START STORED DATA

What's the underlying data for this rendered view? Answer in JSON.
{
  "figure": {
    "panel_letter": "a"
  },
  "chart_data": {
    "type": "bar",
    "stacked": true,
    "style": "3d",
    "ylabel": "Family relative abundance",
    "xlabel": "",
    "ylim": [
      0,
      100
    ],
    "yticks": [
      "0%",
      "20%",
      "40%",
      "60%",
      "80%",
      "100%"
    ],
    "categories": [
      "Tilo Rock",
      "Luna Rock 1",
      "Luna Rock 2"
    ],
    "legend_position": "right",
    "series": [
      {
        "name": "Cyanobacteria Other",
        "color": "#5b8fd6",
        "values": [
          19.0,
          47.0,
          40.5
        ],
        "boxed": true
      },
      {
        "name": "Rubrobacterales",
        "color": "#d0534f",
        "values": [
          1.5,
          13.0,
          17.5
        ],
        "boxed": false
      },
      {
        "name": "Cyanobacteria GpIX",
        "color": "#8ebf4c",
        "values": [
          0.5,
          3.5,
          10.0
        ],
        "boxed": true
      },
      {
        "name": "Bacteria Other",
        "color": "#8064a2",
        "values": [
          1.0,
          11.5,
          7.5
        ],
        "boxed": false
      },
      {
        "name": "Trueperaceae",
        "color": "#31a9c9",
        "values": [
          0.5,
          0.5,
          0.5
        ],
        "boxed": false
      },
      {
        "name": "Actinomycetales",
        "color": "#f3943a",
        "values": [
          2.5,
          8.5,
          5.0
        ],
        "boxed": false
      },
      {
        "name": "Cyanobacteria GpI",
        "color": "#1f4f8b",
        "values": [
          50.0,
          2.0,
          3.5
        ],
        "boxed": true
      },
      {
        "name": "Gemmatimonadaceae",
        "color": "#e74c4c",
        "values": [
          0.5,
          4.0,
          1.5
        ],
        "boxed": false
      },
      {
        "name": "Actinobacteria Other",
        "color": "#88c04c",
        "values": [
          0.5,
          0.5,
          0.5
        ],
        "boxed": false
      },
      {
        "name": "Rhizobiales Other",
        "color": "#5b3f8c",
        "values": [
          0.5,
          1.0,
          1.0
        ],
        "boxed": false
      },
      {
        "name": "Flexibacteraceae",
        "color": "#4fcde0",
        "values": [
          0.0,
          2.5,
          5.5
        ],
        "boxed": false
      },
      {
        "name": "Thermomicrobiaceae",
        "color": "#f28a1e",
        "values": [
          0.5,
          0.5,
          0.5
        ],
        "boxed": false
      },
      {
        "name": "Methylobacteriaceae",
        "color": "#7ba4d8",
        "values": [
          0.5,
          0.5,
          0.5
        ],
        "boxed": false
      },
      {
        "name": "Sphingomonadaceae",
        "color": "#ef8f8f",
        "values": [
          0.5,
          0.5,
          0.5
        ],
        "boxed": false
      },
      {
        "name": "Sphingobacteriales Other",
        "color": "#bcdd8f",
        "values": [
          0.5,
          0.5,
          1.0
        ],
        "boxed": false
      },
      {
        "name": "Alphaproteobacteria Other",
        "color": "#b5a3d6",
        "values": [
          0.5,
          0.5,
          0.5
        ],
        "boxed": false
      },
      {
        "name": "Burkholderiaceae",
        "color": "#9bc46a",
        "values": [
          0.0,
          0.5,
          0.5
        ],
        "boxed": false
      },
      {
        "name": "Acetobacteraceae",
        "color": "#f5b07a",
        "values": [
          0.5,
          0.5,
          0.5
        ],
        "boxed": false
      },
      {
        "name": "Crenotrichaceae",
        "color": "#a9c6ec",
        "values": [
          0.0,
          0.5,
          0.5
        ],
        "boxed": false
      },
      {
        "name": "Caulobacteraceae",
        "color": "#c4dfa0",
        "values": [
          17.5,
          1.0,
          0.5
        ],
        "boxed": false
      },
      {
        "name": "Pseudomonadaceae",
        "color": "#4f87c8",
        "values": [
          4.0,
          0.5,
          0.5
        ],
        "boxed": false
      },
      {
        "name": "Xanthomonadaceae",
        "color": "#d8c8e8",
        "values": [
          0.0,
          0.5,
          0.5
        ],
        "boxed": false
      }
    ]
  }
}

END STORED DATA

__TASK ITEM__. The answer is the data above, retyped exactly in full.

__RESPONSE AREA__.
What's the underlying data for this rendered view? Answer in JSON.
{
  "figure": {
    "panel_letter": "a"
  },
  "chart_data": {
    "type": "bar",
    "stacked": true,
    "style": "3d",
    "ylabel": "Family relative abundance",
    "xlabel": "",
    "ylim": [
      0,
      100
    ],
    "yticks": [
      "0%",
      "20%",
      "40%",
      "60%",
      "80%",
      "100%"
    ],
    "categories": [
      "Tilo Rock",
      "Luna Rock 1",
      "Luna Rock 2"
    ],
    "legend_position": "right",
    "series": [
      {
        "name": "Cyanobacteria Other",
        "color": "#5b8fd6",
        "values": [
          19.0,
          47.0,
          40.5
        ],
        "boxed": true
      },
      {
        "name": "Rubrobacterales",
        "color": "#d0534f",
        "values": [
          1.5,
          13.0,
          17.5
        ],
        "boxed": false
      },
      {
        "name": "Cyanobacteria GpIX",
        "color": "#8ebf4c",
        "values": [
          0.5,
          3.5,
          10.0
        ],
        "boxed": true
      },
      {
        "name": "Bacteria Other",
        "color": "#8064a2",
        "values": [
          1.0,
          11.5,
          7.5
        ],
        "boxed": false
      },
      {
        "name": "Trueperaceae",
        "color": "#31a9c9",
        "values": [
          0.5,
          0.5,
          0.5
        ],
        "boxed": false
      },
      {
        "name": "Actinomycetales",
        "color": "#f3943a",
        "values": [
          2.5,
          8.5,
          5.0
        ],
        "boxed": false
      },
      {
        "name": "Cyanobacteria GpI",
        "color": "#1f4f8b",
        "values": [
          50.0,
          2.0,
          3.5
        ],
        "boxed": true
      },
      {
        "name": "Gemmatimonadaceae",
        "color": "#e74c4c",
        "values": [
          0.5,
          4.0,
          1.5
        ],
        "boxed": false
      },
      {
        "name": "Actinobacteria Other",
        "color": "#88c04c",
        "values": [
          0.5,
          0.5,
          0.5
        ],
        "boxed": false
      },
      {
        "name": "Rhizobiales Other",
        "color": "#5b3f8c",
        "values": [
          0.5,
          1.0,
          1.0
        ],
        "boxed": false
      },
      {
        "name": "Flexibacteraceae",
        "color": "#4fcde0",
        "values": [
          0.0,
          2.5,
          5.5
        ],
        "boxed": false
      },
      {
        "name": "Thermomicrobiaceae",
        "color": "#f28a1e",
        "values": [
          0.5,
          0.5,
          0.5
        ],
        "boxed": false
      },
      {
        "name": "Methylobacteriaceae",
        "color": "#7ba4d8",
        "values": [
          0.5,
          0.5,
          0.5
        ],
        "boxed": false
      },
      {
        "name": "Sphingomonadaceae",
        "color": "#ef8f8f",
        "values": [
          0.5,
          0.5,
          0.5
        ],
        "boxed": false
      },
      {
        "name": "Sphingobacteriales Other",
        "color": "#bcdd8f",
        "values": [
          0.5,
          0.5,
          1.0
        ],
        "boxed": false
      },
      {
        "name": "Alphaproteobacteria Other",
        "color": "#b5a3d6",
        "values": [
          0.5,
          0.5,
          0.5
        ],
        "boxed": false
      },
      {
        "name": "Burkholderiaceae",
        "color": "#9bc46a",
        "values": [
          0.0,
          0.5,
          0.5
        ],
        "boxed": false
      },
      {
        "name": "Acetobacteraceae",
        "color": "#f5b07a",
        "values": [
          0.5,
          0.5,
          0.5
        ],
        "boxed": false
      },
      {
        "name": "Crenotrichaceae",
        "color": "#a9c6ec",
        "values": [
          0.0,
          0.5,
          0.5
        ],
        "boxed": false
      },
      {
        "name": "Caulobacteraceae",
        "color": "#c4dfa0",
        "values": [
          17.5,
          1.0,
          0.5
        ],
        "boxed": false
      },
      {
        "name": "Pseudomonadaceae",
        "color": "#4f87c8",
        "values": [
          4.0,
          0.5,
          0.5
        ],
        "boxed": false
      },
      {
        "name": "Xanthomonadaceae",
        "color": "#d8c8e8",
        "values": [
          0.0,
          0.5,
          0.5
        ],
        "boxed": false
      }
    ]
  }
}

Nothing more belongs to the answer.